**Written request**: Search the records for "ohne". Copy every line where it appears.

(Items listed in a dataset)
========

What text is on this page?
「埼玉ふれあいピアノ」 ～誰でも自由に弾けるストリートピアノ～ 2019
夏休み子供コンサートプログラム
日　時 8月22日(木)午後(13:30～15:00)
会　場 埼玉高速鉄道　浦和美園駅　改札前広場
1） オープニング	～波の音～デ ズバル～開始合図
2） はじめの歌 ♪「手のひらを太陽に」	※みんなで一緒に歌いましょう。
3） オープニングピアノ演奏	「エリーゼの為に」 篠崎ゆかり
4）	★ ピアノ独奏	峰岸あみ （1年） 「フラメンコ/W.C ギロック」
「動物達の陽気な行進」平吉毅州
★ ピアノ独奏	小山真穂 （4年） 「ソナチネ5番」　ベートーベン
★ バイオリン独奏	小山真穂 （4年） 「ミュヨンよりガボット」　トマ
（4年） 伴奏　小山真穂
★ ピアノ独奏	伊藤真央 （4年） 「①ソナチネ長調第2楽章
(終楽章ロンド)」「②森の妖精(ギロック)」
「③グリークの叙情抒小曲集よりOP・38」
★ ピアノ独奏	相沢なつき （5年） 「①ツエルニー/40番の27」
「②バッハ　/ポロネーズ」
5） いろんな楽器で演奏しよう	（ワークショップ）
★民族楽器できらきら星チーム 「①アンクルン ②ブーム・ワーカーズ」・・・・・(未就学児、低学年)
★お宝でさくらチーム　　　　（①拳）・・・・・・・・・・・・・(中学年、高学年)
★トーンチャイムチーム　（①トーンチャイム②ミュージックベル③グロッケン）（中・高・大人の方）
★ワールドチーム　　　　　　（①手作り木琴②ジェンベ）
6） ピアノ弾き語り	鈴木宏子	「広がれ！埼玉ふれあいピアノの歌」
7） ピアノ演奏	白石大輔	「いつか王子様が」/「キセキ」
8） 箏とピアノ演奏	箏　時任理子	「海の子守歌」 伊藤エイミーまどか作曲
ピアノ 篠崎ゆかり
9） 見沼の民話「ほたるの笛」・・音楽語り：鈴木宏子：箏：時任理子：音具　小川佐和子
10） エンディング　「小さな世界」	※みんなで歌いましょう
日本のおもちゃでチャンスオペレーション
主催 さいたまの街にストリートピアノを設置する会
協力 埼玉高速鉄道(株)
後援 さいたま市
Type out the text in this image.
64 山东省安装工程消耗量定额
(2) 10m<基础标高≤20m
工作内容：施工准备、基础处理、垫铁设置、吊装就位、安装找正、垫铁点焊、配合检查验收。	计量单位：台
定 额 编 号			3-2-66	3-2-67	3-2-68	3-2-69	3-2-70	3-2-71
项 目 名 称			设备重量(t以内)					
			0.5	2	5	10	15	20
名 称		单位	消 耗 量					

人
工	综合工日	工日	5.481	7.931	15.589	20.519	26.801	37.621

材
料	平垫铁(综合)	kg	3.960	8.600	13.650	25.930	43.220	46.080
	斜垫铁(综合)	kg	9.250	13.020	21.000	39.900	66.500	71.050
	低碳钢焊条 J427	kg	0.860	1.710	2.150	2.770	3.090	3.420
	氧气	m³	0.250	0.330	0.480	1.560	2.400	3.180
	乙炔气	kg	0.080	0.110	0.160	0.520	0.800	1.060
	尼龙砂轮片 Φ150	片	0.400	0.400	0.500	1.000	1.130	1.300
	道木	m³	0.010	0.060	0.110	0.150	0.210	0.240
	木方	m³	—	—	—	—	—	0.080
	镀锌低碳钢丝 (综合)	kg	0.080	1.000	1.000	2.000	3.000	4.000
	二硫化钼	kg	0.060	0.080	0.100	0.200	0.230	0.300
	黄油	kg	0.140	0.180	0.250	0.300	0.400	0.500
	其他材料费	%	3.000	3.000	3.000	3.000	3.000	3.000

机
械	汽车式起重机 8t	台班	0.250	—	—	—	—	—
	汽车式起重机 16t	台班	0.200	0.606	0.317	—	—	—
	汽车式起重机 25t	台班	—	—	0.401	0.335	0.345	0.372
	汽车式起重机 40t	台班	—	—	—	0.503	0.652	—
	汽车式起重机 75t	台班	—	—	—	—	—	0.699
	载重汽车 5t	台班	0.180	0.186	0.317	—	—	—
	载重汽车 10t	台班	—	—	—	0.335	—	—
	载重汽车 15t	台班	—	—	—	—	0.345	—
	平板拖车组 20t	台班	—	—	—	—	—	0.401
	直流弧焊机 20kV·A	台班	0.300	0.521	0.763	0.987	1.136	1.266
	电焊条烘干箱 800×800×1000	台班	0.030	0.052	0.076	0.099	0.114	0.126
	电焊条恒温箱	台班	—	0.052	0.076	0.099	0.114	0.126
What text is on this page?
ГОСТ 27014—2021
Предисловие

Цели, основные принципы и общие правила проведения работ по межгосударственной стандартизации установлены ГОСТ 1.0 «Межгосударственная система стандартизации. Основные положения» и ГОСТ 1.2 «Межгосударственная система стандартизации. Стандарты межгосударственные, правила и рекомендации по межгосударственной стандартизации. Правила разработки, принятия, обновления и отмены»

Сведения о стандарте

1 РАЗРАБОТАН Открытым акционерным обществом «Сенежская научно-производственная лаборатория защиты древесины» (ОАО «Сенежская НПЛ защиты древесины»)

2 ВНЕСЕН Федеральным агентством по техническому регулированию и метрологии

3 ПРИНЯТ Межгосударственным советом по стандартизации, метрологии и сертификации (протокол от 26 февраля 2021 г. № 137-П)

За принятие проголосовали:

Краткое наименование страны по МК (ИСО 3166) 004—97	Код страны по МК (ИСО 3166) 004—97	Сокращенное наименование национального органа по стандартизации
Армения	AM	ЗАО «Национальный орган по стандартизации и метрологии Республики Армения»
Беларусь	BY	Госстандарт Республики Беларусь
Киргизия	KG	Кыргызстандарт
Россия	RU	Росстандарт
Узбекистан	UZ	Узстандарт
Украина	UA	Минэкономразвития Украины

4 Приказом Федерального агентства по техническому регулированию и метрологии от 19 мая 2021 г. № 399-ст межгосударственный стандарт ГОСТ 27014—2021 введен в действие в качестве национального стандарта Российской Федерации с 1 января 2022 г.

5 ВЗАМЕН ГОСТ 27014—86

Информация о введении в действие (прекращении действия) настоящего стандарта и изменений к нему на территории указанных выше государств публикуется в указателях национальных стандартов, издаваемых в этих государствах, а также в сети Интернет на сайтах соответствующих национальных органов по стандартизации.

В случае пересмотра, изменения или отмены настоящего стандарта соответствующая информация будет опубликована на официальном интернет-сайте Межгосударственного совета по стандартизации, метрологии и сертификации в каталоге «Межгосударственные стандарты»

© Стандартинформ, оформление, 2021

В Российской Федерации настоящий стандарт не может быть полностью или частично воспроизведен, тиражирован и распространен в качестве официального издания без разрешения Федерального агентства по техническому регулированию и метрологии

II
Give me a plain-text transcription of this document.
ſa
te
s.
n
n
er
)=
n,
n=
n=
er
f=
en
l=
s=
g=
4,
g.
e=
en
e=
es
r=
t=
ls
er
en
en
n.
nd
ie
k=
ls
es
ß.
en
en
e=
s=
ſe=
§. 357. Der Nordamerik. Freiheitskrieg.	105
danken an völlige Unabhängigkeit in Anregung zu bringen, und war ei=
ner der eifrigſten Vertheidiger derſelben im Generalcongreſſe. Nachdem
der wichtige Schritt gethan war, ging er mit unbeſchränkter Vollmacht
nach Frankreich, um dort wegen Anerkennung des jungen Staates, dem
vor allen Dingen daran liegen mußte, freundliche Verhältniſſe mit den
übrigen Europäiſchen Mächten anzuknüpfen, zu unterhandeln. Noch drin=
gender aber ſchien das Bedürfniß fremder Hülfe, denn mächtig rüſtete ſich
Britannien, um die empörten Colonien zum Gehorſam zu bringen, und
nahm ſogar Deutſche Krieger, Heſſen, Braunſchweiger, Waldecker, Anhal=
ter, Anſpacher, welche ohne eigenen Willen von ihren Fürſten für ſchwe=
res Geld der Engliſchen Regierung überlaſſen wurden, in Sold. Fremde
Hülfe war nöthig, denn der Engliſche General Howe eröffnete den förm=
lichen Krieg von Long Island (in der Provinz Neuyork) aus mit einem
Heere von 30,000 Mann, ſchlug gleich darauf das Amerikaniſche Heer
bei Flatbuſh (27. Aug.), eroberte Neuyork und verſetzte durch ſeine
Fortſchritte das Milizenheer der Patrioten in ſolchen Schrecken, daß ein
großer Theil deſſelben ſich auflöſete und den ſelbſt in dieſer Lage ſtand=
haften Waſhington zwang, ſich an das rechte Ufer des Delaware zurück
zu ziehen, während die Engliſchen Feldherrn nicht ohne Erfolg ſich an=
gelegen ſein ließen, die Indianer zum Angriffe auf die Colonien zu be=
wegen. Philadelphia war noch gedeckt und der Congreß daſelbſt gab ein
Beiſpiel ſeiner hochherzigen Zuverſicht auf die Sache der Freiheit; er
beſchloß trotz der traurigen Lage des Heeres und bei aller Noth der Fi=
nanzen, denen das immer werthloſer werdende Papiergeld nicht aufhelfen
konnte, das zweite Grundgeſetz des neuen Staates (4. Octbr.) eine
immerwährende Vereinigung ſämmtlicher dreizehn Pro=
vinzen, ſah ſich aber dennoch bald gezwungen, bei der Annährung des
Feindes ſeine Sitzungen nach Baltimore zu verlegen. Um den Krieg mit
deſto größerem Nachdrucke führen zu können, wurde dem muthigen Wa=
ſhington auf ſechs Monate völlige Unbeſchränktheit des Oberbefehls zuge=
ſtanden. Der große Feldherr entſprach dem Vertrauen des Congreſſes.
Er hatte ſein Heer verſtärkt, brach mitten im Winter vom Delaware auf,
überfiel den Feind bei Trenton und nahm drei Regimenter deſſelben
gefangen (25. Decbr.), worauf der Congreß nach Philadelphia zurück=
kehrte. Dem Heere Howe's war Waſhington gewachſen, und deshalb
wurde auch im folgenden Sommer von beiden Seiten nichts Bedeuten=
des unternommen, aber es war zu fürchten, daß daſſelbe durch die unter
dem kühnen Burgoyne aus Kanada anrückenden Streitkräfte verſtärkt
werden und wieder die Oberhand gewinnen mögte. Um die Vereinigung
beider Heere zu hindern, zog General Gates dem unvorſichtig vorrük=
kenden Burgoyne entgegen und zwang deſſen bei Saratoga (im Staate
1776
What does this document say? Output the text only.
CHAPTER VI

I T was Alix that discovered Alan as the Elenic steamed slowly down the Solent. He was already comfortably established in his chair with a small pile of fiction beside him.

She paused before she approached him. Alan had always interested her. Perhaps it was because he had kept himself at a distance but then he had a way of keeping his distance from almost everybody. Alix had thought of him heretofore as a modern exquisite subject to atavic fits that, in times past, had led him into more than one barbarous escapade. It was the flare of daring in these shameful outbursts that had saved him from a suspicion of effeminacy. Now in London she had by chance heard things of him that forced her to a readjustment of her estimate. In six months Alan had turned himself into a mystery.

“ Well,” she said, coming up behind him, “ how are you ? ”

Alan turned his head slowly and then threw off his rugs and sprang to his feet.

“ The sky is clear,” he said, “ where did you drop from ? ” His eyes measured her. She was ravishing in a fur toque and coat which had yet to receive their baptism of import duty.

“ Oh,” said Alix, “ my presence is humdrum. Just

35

========

**Correct answer**:
ter, Anſpacher, welche ohne eigenen Willen von ihren Fürſten für ſchwe=
zu ziehen, während die Engliſchen Feldherrn nicht ohne Erfolg ſich an=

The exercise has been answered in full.